Every line containing the word "name" needs to be found and copied.

Provided data =>
-=-=-

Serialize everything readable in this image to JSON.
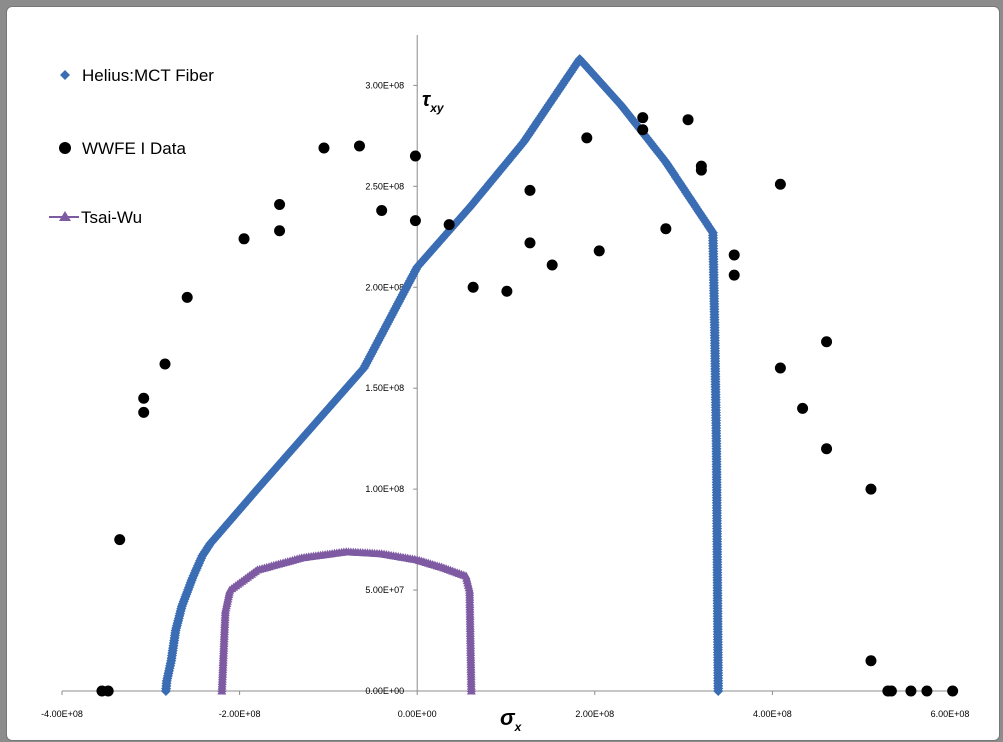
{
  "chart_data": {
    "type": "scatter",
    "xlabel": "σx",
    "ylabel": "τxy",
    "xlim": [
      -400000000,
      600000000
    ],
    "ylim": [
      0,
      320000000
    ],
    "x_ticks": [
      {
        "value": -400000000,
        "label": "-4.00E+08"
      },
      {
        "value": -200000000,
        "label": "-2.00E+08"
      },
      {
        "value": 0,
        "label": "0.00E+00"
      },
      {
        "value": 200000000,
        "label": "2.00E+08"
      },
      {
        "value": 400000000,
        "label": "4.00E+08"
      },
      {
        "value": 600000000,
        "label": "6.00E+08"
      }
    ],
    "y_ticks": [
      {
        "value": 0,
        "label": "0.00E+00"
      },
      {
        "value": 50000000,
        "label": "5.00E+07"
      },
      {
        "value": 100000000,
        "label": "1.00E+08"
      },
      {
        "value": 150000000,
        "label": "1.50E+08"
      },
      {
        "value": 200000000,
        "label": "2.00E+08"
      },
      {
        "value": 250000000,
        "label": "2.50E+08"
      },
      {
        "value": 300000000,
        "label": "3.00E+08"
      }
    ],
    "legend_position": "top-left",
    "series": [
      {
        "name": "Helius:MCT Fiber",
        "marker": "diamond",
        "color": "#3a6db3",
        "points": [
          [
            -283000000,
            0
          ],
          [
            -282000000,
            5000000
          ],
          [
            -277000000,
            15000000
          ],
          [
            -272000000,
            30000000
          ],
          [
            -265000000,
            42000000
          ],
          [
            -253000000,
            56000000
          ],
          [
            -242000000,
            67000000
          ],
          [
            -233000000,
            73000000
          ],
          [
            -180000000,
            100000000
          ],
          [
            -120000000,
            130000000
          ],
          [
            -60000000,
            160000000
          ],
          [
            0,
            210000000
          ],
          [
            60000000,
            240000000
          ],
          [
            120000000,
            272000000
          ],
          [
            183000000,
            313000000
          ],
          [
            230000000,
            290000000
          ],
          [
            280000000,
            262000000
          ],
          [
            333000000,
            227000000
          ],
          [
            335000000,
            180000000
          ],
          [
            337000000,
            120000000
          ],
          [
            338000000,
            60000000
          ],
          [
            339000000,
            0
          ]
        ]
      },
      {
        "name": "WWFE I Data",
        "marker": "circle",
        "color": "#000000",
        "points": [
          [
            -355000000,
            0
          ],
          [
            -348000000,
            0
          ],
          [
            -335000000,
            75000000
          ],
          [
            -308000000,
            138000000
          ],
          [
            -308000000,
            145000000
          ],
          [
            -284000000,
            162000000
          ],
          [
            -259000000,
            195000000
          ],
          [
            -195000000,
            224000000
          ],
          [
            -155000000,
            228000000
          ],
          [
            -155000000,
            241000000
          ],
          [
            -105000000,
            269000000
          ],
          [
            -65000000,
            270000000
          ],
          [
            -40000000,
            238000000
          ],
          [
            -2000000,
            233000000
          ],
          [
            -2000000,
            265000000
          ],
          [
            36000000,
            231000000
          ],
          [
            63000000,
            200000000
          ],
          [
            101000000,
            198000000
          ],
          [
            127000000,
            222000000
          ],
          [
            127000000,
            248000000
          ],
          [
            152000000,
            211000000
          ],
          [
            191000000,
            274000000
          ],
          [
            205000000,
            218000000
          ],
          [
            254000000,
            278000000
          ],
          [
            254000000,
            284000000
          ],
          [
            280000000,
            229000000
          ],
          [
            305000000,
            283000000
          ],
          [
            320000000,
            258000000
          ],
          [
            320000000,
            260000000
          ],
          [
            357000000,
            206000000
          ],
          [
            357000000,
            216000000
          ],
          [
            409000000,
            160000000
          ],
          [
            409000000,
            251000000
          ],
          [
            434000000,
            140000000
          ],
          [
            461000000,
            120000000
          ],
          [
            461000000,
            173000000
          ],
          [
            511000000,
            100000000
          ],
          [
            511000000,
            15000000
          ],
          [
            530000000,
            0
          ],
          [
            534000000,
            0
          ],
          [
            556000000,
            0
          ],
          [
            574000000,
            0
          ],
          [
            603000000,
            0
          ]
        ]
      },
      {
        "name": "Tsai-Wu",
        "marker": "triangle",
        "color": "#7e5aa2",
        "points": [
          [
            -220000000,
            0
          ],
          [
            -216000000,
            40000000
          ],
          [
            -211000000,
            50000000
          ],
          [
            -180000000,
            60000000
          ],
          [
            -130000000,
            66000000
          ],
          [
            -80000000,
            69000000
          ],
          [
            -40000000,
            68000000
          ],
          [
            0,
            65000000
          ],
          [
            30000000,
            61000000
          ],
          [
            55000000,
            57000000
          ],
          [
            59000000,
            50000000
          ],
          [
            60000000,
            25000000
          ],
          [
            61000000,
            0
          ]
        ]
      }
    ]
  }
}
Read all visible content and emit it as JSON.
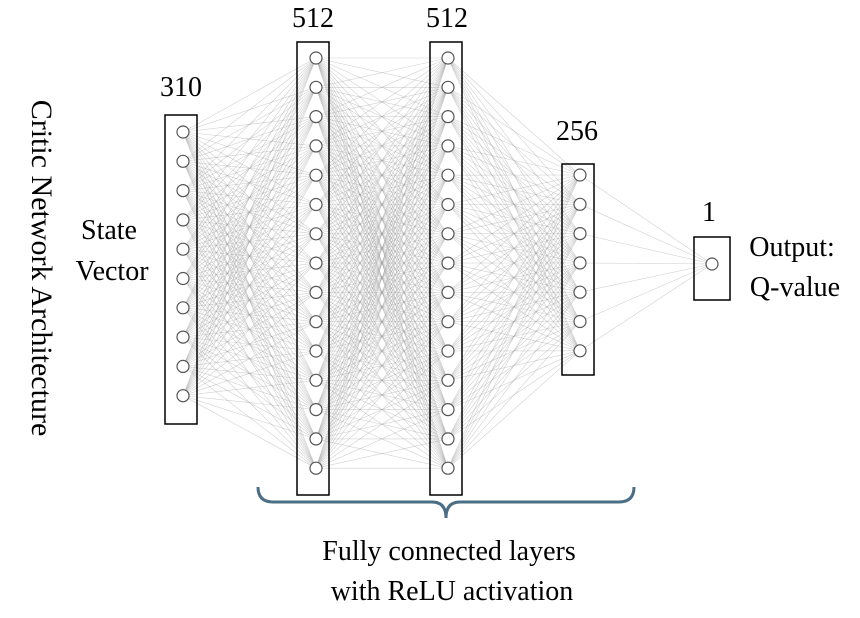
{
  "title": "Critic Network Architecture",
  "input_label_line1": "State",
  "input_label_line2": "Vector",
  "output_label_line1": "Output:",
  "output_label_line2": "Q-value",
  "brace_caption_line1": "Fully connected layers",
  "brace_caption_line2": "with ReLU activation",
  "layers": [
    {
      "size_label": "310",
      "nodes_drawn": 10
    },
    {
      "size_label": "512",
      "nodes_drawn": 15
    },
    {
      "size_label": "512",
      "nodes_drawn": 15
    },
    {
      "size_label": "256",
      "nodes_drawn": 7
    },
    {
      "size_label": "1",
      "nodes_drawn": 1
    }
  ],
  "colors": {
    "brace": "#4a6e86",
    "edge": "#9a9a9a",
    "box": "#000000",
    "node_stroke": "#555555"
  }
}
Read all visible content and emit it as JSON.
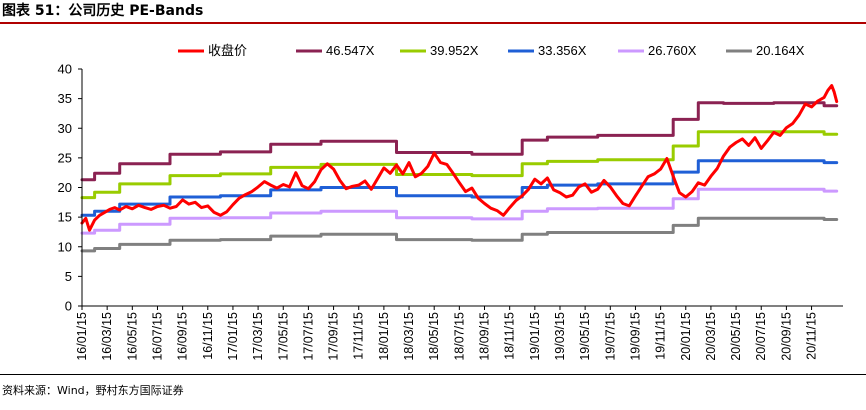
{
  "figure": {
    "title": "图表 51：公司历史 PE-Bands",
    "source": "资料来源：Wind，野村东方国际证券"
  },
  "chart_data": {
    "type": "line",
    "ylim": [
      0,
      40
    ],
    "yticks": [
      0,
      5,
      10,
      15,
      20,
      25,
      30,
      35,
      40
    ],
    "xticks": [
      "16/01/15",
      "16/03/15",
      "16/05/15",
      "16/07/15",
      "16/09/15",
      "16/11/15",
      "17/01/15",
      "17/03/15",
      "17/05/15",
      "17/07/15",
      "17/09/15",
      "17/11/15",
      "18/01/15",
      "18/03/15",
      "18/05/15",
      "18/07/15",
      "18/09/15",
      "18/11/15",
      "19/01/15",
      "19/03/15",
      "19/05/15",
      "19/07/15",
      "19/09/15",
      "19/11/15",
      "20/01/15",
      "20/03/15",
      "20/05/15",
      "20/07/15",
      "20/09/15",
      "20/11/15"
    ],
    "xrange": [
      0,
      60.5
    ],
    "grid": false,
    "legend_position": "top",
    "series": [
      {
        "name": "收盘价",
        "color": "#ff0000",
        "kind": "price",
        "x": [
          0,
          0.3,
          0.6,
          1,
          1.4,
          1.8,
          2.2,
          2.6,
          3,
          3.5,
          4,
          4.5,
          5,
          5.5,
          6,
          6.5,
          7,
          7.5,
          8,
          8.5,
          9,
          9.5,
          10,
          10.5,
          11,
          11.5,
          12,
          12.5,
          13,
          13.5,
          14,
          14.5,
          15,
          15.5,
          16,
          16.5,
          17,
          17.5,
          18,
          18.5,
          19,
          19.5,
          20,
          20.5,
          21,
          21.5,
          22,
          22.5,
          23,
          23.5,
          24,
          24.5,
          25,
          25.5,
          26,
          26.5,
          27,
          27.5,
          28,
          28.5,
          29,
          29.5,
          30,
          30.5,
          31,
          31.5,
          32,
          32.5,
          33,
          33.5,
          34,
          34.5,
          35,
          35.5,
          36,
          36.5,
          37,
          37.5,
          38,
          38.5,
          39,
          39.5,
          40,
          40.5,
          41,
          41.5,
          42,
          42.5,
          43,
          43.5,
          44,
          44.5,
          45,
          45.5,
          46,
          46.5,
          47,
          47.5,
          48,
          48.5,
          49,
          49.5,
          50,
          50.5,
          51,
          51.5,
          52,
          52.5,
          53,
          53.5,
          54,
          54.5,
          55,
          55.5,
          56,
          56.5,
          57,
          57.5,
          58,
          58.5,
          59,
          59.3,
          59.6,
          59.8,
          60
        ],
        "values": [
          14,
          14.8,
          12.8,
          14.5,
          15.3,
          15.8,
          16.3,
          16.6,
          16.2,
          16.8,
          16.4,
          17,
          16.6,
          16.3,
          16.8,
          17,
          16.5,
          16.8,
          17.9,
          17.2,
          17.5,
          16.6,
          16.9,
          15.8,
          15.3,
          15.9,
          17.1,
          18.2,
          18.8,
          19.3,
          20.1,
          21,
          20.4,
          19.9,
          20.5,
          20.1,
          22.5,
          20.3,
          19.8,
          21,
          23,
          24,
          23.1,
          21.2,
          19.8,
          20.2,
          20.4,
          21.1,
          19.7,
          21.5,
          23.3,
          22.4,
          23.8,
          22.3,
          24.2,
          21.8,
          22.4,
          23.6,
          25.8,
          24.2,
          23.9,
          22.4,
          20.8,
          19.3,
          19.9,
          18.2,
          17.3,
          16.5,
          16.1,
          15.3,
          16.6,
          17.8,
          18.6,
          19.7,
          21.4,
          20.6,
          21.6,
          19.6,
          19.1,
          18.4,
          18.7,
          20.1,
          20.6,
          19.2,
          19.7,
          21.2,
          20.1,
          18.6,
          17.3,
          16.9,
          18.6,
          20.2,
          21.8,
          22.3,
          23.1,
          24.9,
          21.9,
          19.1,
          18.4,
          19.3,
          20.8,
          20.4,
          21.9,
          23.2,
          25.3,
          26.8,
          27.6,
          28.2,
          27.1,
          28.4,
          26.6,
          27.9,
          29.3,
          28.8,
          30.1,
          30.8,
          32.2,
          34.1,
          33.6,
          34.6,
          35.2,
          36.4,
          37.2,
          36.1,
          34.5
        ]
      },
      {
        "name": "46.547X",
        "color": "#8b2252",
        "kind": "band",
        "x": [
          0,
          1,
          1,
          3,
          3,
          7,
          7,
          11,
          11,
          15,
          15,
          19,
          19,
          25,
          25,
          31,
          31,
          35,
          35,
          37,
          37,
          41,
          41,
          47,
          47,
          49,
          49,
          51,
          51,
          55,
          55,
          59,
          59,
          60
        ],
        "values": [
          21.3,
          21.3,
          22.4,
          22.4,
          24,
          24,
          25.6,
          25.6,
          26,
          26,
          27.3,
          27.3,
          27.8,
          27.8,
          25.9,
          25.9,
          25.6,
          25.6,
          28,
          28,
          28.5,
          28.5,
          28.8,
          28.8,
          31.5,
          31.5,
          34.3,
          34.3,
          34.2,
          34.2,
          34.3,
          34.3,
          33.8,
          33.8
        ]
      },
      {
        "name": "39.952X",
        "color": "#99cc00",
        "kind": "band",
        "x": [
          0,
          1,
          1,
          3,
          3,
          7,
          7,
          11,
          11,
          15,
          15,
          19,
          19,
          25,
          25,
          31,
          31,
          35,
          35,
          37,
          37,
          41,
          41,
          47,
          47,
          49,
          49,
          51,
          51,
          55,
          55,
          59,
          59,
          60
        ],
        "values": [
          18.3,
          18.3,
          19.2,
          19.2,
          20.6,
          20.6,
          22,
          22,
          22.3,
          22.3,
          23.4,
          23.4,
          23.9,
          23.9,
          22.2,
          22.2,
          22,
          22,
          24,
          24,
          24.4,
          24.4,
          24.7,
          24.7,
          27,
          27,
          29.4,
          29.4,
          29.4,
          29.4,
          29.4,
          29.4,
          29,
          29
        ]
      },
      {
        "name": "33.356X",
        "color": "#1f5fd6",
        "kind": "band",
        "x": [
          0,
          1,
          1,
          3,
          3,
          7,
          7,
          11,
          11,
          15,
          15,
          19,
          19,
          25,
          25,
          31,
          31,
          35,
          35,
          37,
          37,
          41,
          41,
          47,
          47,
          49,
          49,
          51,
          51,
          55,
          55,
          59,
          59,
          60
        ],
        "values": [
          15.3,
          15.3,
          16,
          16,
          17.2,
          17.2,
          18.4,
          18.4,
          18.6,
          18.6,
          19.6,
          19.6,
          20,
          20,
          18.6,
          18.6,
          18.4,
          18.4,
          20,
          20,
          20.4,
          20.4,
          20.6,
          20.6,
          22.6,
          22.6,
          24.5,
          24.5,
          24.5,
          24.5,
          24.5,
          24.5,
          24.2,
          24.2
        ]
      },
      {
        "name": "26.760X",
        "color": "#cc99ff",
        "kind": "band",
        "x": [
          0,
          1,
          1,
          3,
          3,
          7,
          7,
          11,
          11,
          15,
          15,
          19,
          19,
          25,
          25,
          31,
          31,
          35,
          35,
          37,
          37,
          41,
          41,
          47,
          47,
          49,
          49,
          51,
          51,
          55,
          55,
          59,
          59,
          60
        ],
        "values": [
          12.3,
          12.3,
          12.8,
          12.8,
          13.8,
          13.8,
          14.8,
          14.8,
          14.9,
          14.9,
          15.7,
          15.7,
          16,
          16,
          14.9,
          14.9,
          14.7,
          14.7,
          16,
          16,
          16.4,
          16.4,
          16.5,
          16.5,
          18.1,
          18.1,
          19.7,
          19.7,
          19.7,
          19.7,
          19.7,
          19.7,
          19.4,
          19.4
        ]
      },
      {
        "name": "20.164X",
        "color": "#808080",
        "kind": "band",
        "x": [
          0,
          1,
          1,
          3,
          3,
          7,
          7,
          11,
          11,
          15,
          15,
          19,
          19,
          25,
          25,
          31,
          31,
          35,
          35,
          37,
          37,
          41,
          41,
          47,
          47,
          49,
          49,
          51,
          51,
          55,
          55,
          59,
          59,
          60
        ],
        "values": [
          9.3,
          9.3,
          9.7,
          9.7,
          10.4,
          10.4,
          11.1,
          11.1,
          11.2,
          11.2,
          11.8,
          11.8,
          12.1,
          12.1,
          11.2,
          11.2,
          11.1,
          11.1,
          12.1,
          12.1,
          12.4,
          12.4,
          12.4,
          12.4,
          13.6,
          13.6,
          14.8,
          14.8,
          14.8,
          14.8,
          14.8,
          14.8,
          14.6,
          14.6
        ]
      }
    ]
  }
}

-=-=-

Exercise output =>
        "name": "Helius:MCT Fiber",
        "name": "WWFE I Data",
        "name": "Tsai-Wu",
        "name": "收盘价",
        "name": "46.547X",
        "name": "39.952X",
        "name": "33.356X",
        "name": "26.760X",
        "name": "20.164X",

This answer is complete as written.